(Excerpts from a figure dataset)
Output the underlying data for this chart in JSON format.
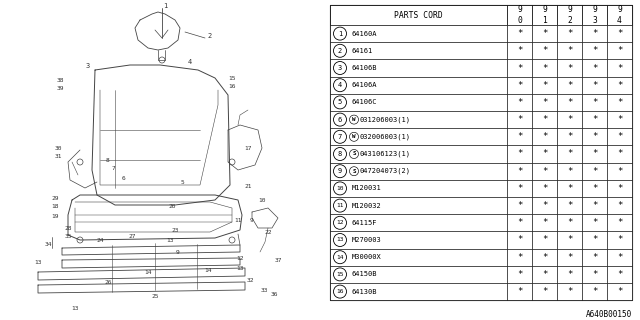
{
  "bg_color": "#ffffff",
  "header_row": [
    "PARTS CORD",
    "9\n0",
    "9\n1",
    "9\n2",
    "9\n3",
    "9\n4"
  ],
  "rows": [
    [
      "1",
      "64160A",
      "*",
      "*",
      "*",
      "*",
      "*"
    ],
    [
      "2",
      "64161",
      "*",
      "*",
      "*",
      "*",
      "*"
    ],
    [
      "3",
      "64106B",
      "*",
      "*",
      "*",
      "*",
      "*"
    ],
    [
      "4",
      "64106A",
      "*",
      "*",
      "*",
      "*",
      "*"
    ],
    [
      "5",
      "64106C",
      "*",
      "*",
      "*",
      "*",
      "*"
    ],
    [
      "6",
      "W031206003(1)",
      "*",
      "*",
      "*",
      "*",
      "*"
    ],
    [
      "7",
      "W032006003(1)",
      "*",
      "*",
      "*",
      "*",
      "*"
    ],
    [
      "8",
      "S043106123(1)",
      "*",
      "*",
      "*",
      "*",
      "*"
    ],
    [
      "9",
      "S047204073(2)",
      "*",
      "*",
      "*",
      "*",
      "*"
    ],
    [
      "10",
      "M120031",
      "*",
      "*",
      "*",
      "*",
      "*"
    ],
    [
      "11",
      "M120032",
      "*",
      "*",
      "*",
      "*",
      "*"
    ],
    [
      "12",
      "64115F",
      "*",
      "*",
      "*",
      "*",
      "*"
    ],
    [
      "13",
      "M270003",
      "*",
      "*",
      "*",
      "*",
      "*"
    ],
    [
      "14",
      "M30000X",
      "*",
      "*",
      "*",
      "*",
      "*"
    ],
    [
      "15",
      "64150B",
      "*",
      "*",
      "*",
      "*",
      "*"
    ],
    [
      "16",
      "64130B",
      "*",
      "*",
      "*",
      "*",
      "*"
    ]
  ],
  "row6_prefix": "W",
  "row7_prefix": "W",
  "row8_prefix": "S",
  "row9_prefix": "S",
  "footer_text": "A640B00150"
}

==

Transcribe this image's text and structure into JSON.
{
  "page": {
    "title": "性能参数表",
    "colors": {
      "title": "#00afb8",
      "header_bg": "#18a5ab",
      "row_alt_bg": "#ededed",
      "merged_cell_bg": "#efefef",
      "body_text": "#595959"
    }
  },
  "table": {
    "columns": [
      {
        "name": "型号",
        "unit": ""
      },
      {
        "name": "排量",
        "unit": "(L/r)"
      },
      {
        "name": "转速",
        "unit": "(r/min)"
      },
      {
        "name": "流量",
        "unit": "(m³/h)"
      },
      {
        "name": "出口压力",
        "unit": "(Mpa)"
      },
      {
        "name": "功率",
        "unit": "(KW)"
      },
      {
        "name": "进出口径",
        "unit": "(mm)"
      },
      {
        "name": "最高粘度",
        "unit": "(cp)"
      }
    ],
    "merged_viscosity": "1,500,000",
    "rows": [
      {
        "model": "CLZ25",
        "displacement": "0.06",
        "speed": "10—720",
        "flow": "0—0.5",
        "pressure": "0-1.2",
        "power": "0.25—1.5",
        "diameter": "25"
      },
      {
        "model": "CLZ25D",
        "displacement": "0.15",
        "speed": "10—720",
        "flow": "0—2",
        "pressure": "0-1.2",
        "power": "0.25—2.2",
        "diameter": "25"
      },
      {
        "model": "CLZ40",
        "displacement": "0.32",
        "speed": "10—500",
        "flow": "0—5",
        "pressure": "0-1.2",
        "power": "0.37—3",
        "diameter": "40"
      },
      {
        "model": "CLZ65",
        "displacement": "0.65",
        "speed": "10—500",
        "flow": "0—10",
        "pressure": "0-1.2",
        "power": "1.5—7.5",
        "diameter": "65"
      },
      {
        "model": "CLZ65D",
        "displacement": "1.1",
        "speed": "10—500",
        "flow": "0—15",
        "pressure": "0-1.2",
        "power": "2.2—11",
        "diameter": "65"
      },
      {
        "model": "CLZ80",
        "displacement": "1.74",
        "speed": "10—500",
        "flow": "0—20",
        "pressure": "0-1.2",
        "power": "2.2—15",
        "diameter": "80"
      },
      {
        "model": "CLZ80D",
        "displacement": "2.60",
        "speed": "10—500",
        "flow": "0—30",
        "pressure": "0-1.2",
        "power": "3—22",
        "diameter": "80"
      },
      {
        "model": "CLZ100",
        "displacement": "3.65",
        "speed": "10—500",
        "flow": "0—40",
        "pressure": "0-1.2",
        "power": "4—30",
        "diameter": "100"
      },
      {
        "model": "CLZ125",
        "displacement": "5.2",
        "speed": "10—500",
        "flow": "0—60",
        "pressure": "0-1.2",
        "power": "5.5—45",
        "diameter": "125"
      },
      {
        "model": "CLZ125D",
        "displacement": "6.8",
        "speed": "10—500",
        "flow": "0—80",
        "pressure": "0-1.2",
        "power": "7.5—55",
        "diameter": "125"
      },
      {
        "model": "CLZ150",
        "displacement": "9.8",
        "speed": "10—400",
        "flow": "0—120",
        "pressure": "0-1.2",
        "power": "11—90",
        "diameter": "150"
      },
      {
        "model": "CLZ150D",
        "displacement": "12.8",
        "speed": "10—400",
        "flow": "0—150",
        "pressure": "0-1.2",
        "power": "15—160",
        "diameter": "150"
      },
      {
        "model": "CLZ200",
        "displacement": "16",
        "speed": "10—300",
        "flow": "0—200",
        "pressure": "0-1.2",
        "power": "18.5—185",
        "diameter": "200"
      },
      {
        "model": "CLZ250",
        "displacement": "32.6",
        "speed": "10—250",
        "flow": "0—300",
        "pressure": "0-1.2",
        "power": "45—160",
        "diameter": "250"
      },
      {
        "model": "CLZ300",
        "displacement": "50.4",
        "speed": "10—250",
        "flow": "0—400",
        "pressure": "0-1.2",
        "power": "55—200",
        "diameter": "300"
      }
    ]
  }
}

# [Task requirements]
In the lines above, locate the string "unit". Copy every line where it occurs.

# [Correct response]
        "unit": ""
        "unit": "(L/r)"
        "unit": "(r/min)"
        "unit": "(m³/h)"
        "unit": "(Mpa)"
        "unit": "(KW)"
        "unit": "(mm)"
        "unit": "(cp)"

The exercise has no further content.